#### Provided records
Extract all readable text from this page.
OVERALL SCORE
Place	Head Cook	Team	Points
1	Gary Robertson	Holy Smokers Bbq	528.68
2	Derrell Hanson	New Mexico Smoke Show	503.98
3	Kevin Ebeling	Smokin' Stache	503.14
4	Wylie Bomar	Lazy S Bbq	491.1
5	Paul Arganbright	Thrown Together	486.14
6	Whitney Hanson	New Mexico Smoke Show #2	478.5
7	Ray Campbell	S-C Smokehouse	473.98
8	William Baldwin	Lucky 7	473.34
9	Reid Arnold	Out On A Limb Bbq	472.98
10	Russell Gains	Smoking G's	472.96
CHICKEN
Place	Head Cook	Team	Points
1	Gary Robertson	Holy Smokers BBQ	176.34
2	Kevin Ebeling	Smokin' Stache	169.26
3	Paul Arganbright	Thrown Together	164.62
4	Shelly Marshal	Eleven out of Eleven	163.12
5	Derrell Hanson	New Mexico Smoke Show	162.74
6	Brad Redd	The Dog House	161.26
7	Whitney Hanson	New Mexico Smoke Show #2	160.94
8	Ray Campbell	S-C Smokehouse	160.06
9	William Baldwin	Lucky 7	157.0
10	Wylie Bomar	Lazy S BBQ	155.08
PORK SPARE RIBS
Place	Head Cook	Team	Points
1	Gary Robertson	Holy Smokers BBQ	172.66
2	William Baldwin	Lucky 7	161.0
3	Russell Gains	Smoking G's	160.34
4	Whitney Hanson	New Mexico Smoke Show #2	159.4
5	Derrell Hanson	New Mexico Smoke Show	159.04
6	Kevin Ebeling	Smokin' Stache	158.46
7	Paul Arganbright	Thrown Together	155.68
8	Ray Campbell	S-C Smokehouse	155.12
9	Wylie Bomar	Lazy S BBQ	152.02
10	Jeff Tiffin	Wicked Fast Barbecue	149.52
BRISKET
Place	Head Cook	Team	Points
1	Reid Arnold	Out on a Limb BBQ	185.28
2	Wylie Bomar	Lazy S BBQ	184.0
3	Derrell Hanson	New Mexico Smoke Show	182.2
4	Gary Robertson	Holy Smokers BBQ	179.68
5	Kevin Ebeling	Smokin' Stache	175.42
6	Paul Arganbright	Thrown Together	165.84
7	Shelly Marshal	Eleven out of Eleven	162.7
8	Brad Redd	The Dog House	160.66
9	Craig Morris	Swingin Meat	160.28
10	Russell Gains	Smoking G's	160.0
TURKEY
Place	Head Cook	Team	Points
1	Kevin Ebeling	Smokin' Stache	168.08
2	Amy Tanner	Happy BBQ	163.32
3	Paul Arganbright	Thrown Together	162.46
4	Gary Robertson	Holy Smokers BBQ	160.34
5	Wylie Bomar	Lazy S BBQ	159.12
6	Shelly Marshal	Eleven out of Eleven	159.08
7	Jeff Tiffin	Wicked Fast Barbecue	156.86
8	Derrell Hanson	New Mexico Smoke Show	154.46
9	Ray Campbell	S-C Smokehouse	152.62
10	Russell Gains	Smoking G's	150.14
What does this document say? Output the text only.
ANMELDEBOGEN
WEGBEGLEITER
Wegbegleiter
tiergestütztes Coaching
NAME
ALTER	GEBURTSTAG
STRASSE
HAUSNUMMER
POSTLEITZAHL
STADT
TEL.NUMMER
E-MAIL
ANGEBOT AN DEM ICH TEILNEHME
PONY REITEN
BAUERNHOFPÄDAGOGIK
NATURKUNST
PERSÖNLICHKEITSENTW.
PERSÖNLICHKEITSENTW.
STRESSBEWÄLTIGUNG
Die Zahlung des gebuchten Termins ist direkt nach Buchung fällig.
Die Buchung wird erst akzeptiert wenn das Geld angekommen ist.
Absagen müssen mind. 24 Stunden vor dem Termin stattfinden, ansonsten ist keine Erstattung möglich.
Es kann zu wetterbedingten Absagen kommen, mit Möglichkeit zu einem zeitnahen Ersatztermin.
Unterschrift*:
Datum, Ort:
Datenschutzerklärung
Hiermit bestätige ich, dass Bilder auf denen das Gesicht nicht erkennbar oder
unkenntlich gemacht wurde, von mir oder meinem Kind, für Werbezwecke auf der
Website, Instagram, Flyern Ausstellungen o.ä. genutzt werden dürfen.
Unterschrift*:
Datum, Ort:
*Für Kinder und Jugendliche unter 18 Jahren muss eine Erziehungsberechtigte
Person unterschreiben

#### Exercise details
Using the entries above, return each line in which the word "Buchung" occurs.

#### Output for this exercise
Die Zahlung des gebuchten Termins ist direkt nach Buchung fällig.
Die Buchung wird erst akzeptiert wenn das Geld angekommen ist.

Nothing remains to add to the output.